- **Data listing**:
□ □ □ □ □

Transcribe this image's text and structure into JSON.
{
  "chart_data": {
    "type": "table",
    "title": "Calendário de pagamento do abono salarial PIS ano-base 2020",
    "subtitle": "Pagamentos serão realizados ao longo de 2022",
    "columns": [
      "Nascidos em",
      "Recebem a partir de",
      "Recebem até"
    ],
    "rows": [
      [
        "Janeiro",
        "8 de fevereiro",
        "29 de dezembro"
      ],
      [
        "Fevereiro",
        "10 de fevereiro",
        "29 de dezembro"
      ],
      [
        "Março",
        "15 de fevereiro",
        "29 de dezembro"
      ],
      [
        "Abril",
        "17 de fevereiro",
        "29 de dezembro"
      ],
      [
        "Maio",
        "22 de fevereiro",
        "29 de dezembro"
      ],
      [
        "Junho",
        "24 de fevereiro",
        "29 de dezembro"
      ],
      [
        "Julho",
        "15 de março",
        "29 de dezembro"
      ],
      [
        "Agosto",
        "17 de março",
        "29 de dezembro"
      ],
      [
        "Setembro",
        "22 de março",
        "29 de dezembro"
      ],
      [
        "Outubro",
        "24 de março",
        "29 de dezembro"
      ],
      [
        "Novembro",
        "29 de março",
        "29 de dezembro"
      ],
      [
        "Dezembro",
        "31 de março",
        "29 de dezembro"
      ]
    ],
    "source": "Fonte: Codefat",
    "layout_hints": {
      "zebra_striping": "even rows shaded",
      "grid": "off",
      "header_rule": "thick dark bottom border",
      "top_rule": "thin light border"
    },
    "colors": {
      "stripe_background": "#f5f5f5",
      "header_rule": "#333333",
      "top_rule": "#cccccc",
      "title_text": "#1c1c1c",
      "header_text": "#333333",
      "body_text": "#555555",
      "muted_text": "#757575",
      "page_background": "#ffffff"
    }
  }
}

□ □ □ □ □

- **Description of the task**: Pull every line containing "border" from the material above.

- **Answer to this task**:
      "header_rule": "thick dark bottom border",
      "top_rule": "thin light border"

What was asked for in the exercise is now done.